## Texto fuente
------------

Estoy abriendo la caja número treinta, y sólo me recuerda a lo que regalé, a lo que vendí, doné, permuté en la última mudanza. A las cosas que ya no son mis cosas, a mi intento frustrado por ser minimalista, cuando aún llevo tantos libros. Aún no tengo el valor de abrir todas las cajas, casi con la sospecha de que pudiera necesitar armarlas de nuevo en poco tiempo. Y me digo que me llevo lo esencial, aunque no tengo idea de qué es lo esencial. Todavía estoy descifrándolo. Lo que sí, esta última mudanza ha sido más abrupta, me ha trastocado los «aquí» y los «allá», conciente de que lo único seguro que puedo habitar es mi cuerpo. Conciente de que mientras más me desprendo de todo, casas, cosas, personas y rituales, más aprendo del presente, lo único de lo que no puedo desprenderme, ya que se deshace sólo.
Pensé en su sabiduría gatuna, en el tiempo que Ikki se dio para cada nuevo espacio, cada nueva persona o animal. Pensé en mi mundo más abrupto, en el poco tiempo que me doy o me dan los demás para adaptarme a un nuevo lugar, hecho o persona, en el descarnado zapping habitacional. Pensé en que solo quiero tomarme un mate conmigo misma y mi soledad. Otrxs extrañan estar acompañados, yo extraño el temple de mis casas silenciosas, el saberme dueña de cada segundo, de cada silencio… Construir aquel frágil espacio personal; ese aire compartido que pronto comenzará a transmutar. Migrar es desplazarse del eje, adoptar uno nuevo, sin perder parte del propio. Plantar banderas y amores en nuevos rincones. Quería llorar del desconsuelo. Pero sólo salieron lágrimas minimalistas, como mis cajas, insensibles, sospechosas entre tanta repetición de aquel acontecimiento. Aquel acto, era una caricatura del anterior. Por eso los lágrimas estaban desconfiadas, ¿para ésto nos haces salir?, si te mudas cada seis meses, te duran más las bombachas que las casas.
Casas, cosas, sueños, dueños y tiempos. Tus gatunas profecías me dan tranquilidad al alma. Con tus ojos color verde miel, me iluminas la calma. Aquella que no sé si está, se fue o está migrando.
Y yo que pensé que sólo las historias de migración eran las de mis abuelos viniendo de Siria o las de mis bisabuelos viniendo de Italia. O las de algún familiar viniendo ilegal en un barco, haciéndose pasar por argentino, en la época que yo ni siquiera estaba en los planes de nadie. En donde era puro concepto, flotando en la eternidad. Y hoy vuelvo a ser eso, puro concepto, puro aire, etérea. Viajo por los parques, barrios, ciudades que habité. Camino en mis sueños por calles ya habitadas. Y a cada paso me hago más etérea, menos personal. Quiero volver a ser invisible para abrazarme a Ikki debajo de la cama. Busco una casa que no se rompa, que tenga paredes de cuentos y poesías. Busco en la mismísima huella algún destello de mi cuerpo, de mi espacio habitable, dentro mío; en la dimensión del cosmos que al menos me pertenece un poco.

------------

## Filas mostradas
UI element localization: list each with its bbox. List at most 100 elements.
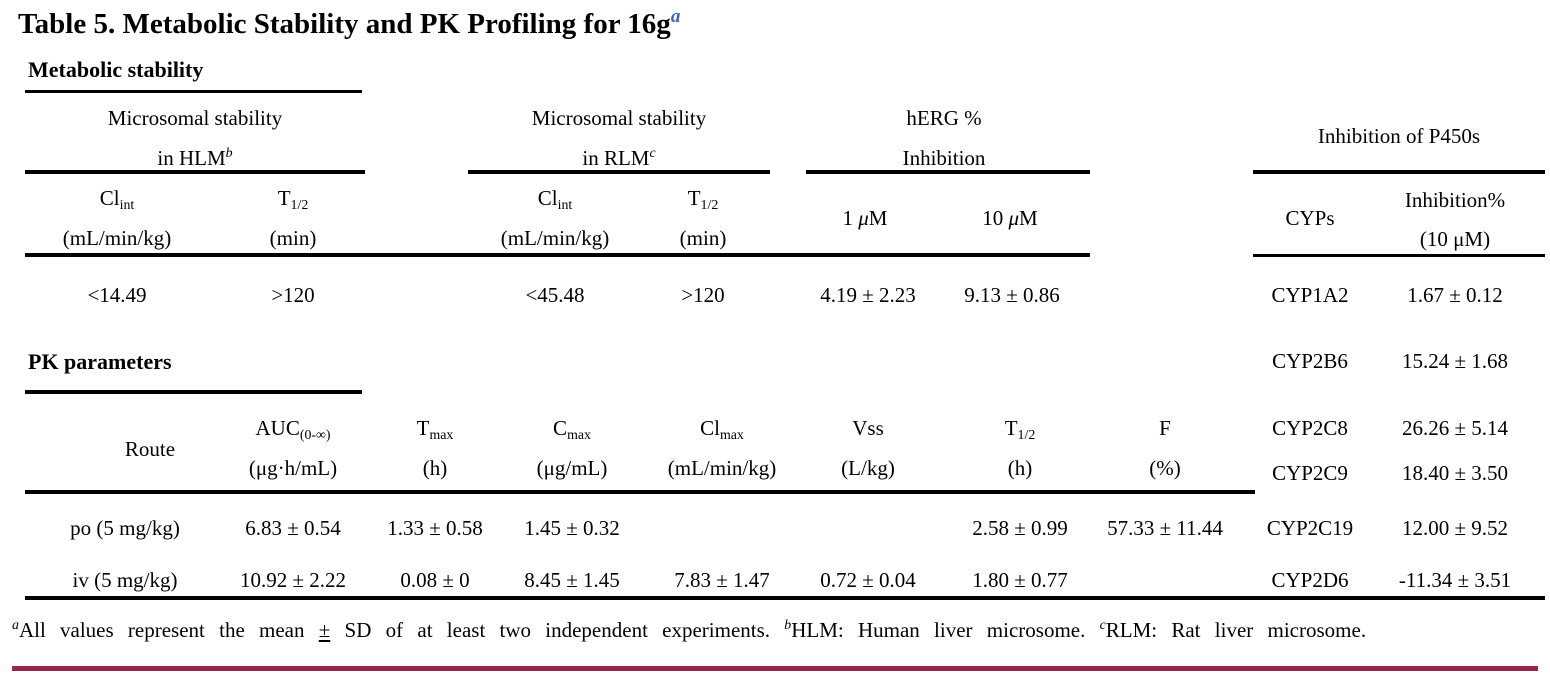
cyp-name-2c9: CYP2C9 — [1272, 461, 1348, 485]
pk-po-f: 57.33 ± 11.44 — [1107, 516, 1223, 540]
group-header-herg-line1: hERG % — [906, 106, 982, 130]
conc10-post: M — [1019, 206, 1038, 230]
cyp-name-2b6: CYP2B6 — [1272, 349, 1348, 373]
conc10-pre: 10 — [982, 206, 1009, 230]
pk-po-cmax: 1.45 ± 0.32 — [524, 516, 620, 540]
col-header-vss-unit: (L/kg) — [841, 456, 895, 480]
col-header-clint-hlm-unit: (mL/min/kg) — [62, 226, 172, 250]
pk-route-po: po (5 mg/kg) — [70, 516, 180, 540]
footnote-text-c: RLM: Rat liver microsome. — [1105, 618, 1367, 642]
col-header-tmax-unit: (h) — [422, 456, 448, 480]
cyp-value-2b6: 15.24 ± 1.68 — [1401, 349, 1509, 373]
group-header-rlm-line2: in RLMc — [582, 146, 655, 170]
col-header-auc-unit: (μg·h/mL) — [248, 456, 338, 480]
cmax-main: C — [553, 416, 568, 440]
col-header-inhibition-conc: (10 μM) — [1419, 227, 1491, 251]
col-header-vss: Vss — [852, 416, 884, 440]
cyp-value-2c8: 26.26 ± 5.14 — [1401, 416, 1509, 440]
cmax-sub: max — [567, 427, 591, 443]
thalf-rlm-main: T — [687, 186, 701, 210]
footnote-text-a1: All values represent the mean — [18, 618, 319, 642]
met-value-herg-10um: 9.13 ± 0.86 — [964, 283, 1060, 307]
rule-pk-header-bottom — [25, 490, 1255, 494]
col-header-inhibition-pct: Inhibition% — [1404, 188, 1506, 212]
group-header-rlm-line1: Microsomal stability — [531, 106, 707, 130]
rule-under-herg-group — [806, 170, 1090, 174]
rule-under-rlm-group — [468, 170, 770, 174]
rule-under-p450-group — [1253, 170, 1545, 174]
rule-under-pk-label — [25, 390, 362, 394]
footnote-text-b: HLM: Human liver microsome. — [791, 618, 1100, 642]
pk-po-thalf: 2.58 ± 0.99 — [972, 516, 1068, 540]
rule-table-bottom — [25, 596, 1545, 600]
conc1-pre: 1 — [842, 206, 859, 230]
footnote-marker-b2: b — [784, 617, 792, 633]
col-header-cyps: CYPs — [1285, 206, 1335, 230]
auc-main: AUC — [255, 416, 300, 440]
col-header-clint-rlm: Clint — [537, 186, 573, 213]
cyp-name-2c19: CYP2C19 — [1266, 516, 1354, 540]
group-rlm-text: in RLM — [582, 146, 650, 170]
met-value-thalf-hlm: >120 — [271, 283, 315, 307]
group-header-p450: Inhibition of P450s — [1317, 124, 1481, 148]
cyp-name-2d6: CYP2D6 — [1271, 568, 1349, 592]
col-header-thalf-rlm-unit: (min) — [679, 226, 727, 250]
pk-iv-cmax: 8.45 ± 1.45 — [524, 568, 620, 592]
section-label-pk-parameters: PK parameters — [28, 349, 172, 374]
group-hlm-text: in HLM — [157, 146, 226, 170]
rule-page-divider-maroon — [12, 666, 1538, 671]
footnote-marker-c2: c — [1099, 617, 1106, 633]
col-header-herg-1um: 1 μM — [843, 206, 888, 230]
col-header-cmax: Cmax — [553, 416, 591, 443]
col-header-thalf-hlm-unit: (min) — [269, 226, 317, 250]
cyp-value-2d6: -11.34 ± 3.51 — [1398, 568, 1512, 592]
clmax-sub: max — [719, 427, 744, 443]
col-header-f: F — [1159, 416, 1171, 440]
met-value-thalf-rlm: >120 — [681, 283, 725, 307]
rule-under-hlm-group — [25, 170, 365, 174]
pk-po-auc: 6.83 ± 0.54 — [245, 516, 341, 540]
col-header-tmax: Tmax — [417, 416, 454, 443]
cyp-value-2c19: 12.00 ± 9.52 — [1401, 516, 1509, 540]
rule-under-metabolic-label — [25, 90, 362, 93]
plus-minus-symbol: ± — [318, 618, 331, 642]
rule-cyp-header-bottom — [1253, 254, 1545, 257]
footnote-marker-a: a — [12, 617, 19, 633]
pk-iv-thalf: 1.80 ± 0.77 — [972, 568, 1068, 592]
col-header-route: Route — [124, 437, 176, 461]
cyp-name-1a2: CYP1A2 — [1271, 283, 1349, 307]
title-footnote-link-a[interactable]: a — [670, 6, 681, 28]
col-header-thalf-pk: T1/2 — [1005, 416, 1036, 443]
clint-sub: int — [119, 197, 135, 213]
clint-rlm-sub: int — [557, 197, 573, 213]
footnote-marker-c: c — [649, 145, 656, 161]
col-header-thalf-rlm: T1/2 — [687, 186, 719, 212]
col-header-clmax: Clmax — [700, 416, 744, 443]
table-title-text: Table 5. Metabolic Stability and PK Prof… — [18, 8, 671, 40]
cyp-value-2c9: 18.40 ± 3.50 — [1401, 461, 1509, 485]
col-header-clint-rlm-unit: (mL/min/kg) — [500, 226, 610, 250]
table-title: Table 5. Metabolic Stability and PK Prof… — [18, 6, 681, 41]
thalf-sub: 1/2 — [290, 197, 309, 213]
footnote-text-a2: SD of at least two independent experimen… — [330, 618, 785, 642]
met-value-herg-1um: 4.19 ± 2.23 — [820, 283, 916, 307]
rule-met-header-bottom — [25, 253, 1090, 257]
group-header-hlm-line1: Microsomal stability — [107, 106, 283, 130]
clint-rlm-main: Cl — [537, 186, 558, 210]
col-header-clmax-unit: (mL/min/kg) — [667, 456, 777, 480]
col-header-thalf-hlm: T1/2 — [278, 186, 309, 213]
pk-iv-vss: 0.72 ± 0.04 — [820, 568, 916, 592]
cyp-value-1a2: 1.67 ± 0.12 — [1407, 283, 1503, 307]
col-header-f-unit: (%) — [1149, 456, 1181, 480]
col-header-auc: AUC(0-∞) — [255, 416, 331, 443]
col-header-clint-hlm: Clint — [100, 186, 135, 213]
conc1-post: M — [868, 206, 888, 230]
met-value-clint-hlm: <14.49 — [87, 283, 147, 307]
clmax-main: Cl — [700, 416, 720, 440]
tmax-sub: max — [429, 427, 454, 443]
pk-iv-clmax: 7.83 ± 1.47 — [674, 568, 770, 592]
mu-symbol: μ — [858, 206, 869, 230]
thalf-pk-sub: 1/2 — [1017, 427, 1036, 443]
auc-sub: (0-∞) — [299, 427, 331, 443]
met-value-clint-rlm: <45.48 — [525, 283, 585, 307]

------------

## Problema planteado
Según el texto fuente, ¿de qué país venían los abuelos de quien narra?

## En respuesta
De Siria.